(Problem description): Separate out the lines that hold "Surface".

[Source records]
○ ○ ○ ○ ○ ○ ○

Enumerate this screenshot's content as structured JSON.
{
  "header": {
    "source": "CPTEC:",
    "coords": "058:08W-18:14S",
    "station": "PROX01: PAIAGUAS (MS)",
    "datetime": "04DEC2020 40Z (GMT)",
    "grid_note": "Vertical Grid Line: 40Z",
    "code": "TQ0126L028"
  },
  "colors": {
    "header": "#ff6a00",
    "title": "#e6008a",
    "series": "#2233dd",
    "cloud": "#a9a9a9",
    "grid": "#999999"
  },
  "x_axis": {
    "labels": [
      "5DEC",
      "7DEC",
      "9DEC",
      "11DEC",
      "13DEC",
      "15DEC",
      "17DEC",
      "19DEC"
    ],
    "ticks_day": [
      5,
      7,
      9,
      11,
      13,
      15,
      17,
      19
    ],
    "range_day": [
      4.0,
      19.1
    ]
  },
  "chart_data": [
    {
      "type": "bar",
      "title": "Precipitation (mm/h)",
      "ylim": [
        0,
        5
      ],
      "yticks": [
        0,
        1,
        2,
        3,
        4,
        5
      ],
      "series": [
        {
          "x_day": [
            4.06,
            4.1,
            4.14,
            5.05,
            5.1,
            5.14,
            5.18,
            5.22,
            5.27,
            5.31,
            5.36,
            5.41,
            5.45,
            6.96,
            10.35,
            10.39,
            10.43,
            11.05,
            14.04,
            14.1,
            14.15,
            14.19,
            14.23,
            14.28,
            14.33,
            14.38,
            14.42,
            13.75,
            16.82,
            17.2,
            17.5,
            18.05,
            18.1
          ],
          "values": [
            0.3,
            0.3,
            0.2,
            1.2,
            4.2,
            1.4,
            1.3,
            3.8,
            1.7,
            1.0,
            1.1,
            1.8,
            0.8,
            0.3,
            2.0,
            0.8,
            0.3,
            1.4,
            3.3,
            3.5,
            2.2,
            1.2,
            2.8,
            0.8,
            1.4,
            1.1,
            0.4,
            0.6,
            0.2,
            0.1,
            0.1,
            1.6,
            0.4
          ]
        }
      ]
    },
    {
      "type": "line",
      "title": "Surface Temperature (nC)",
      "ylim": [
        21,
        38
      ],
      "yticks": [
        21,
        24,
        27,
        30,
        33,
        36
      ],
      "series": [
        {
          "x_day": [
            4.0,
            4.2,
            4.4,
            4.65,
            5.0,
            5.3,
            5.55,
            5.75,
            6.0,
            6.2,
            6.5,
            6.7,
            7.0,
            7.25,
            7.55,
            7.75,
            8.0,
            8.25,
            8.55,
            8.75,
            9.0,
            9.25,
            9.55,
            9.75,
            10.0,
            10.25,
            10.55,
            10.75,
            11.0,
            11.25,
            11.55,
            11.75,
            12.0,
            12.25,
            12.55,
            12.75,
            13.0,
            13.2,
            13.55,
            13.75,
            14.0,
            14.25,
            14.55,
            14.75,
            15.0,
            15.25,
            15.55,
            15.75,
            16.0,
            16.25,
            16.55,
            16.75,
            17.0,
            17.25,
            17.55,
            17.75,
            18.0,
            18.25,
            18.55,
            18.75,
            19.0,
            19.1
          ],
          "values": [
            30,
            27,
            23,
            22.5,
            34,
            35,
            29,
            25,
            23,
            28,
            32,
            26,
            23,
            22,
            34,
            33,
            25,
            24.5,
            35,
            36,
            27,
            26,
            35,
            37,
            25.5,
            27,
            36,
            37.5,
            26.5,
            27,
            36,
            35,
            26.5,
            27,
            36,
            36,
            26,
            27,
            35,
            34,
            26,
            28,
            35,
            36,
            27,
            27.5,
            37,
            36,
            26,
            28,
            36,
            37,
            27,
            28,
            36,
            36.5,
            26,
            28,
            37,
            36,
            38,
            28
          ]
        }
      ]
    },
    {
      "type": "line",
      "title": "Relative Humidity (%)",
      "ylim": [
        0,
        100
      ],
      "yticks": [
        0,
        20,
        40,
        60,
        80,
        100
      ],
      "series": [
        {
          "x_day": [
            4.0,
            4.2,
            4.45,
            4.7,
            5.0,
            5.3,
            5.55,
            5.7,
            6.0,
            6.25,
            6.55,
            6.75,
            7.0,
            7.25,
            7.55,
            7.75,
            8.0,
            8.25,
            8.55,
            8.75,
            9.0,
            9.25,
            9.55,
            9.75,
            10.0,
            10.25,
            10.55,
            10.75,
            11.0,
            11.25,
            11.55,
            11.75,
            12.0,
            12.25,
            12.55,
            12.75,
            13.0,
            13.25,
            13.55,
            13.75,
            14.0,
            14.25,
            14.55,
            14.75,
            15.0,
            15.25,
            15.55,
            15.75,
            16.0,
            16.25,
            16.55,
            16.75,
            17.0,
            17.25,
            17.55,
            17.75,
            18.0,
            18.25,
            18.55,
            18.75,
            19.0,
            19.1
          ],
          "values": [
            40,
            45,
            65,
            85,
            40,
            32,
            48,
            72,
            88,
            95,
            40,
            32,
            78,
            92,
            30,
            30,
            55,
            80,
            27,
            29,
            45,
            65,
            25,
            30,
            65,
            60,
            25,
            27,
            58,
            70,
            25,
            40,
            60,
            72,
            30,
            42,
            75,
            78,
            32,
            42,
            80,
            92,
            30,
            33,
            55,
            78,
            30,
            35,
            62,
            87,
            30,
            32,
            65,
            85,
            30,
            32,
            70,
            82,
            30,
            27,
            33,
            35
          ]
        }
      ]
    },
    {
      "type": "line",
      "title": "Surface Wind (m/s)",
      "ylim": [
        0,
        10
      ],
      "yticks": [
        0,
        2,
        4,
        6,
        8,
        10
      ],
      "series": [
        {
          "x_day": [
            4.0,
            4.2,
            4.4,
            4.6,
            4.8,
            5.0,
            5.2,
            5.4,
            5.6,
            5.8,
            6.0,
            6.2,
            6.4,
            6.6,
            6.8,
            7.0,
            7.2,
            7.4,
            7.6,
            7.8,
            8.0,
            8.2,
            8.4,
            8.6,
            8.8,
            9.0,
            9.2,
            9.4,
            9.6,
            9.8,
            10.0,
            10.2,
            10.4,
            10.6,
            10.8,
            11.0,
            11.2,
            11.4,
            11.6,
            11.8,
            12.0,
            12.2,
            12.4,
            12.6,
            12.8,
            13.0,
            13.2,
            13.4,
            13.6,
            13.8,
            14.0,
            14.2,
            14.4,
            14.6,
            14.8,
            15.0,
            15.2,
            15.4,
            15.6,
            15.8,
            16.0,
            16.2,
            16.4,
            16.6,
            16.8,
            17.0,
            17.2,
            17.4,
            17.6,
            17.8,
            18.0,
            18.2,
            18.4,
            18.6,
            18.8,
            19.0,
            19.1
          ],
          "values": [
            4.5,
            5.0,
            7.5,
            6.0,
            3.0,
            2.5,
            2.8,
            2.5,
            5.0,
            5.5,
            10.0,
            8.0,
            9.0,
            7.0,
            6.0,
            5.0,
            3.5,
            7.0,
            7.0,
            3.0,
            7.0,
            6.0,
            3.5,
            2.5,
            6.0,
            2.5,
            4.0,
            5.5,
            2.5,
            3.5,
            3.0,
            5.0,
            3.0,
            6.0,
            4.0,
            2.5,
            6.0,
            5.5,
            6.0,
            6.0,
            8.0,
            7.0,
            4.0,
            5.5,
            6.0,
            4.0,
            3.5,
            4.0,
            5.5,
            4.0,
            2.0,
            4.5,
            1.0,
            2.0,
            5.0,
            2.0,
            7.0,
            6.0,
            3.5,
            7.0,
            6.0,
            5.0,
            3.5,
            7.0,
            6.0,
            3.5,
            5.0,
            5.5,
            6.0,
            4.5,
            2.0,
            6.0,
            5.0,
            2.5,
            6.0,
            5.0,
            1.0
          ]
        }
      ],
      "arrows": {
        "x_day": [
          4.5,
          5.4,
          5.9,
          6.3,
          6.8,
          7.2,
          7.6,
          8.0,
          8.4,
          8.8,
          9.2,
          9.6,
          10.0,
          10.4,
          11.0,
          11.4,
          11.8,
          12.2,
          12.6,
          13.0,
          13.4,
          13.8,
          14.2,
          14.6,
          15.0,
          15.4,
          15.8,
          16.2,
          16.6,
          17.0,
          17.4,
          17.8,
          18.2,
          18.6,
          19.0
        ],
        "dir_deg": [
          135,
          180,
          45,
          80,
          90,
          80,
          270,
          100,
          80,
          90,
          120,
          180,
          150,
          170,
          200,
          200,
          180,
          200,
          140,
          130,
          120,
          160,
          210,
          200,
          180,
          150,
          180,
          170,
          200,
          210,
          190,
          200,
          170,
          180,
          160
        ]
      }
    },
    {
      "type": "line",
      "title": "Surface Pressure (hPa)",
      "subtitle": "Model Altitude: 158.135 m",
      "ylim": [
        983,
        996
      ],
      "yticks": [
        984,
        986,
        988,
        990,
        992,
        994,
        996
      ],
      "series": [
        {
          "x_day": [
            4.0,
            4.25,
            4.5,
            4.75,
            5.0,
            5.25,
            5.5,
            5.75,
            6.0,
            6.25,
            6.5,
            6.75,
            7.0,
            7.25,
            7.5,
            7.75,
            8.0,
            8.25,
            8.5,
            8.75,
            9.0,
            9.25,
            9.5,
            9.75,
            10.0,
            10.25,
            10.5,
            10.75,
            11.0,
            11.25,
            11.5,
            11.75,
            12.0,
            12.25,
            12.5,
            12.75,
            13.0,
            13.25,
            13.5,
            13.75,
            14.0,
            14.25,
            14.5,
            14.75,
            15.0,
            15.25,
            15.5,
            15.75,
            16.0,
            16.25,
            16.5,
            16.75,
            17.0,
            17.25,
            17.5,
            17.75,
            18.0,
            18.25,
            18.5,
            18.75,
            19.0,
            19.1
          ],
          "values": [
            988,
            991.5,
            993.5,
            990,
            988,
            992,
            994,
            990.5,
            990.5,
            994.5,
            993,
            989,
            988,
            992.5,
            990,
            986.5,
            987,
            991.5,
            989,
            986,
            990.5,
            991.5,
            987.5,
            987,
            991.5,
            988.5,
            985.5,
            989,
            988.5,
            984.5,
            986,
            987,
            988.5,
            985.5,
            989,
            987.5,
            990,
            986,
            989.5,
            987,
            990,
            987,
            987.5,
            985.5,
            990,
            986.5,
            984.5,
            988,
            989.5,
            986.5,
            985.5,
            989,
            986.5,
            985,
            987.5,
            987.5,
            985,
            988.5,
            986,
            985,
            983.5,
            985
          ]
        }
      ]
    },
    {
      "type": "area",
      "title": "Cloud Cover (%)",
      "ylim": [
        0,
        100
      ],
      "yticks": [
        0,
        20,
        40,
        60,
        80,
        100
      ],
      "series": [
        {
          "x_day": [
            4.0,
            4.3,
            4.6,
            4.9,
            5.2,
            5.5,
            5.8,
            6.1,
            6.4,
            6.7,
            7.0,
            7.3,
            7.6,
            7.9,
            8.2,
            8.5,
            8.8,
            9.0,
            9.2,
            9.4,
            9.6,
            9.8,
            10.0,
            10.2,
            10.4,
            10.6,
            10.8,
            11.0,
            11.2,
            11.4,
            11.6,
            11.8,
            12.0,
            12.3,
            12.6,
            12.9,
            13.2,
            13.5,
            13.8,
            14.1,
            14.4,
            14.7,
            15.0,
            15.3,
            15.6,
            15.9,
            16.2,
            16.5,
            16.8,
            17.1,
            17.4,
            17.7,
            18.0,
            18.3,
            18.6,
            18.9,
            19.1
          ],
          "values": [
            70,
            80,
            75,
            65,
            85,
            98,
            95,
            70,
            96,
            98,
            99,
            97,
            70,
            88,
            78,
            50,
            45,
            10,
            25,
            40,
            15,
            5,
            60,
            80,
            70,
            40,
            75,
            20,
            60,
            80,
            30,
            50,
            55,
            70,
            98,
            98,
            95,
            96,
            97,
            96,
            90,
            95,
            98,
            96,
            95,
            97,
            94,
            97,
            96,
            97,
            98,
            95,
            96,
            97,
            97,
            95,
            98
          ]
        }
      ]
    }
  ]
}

○ ○ ○ ○ ○ ○ ○

(Response for this exercise):
      "title": "Surface Temperature (nC)",
      "title": "Surface Wind (m/s)",
      "title": "Surface Pressure (hPa)",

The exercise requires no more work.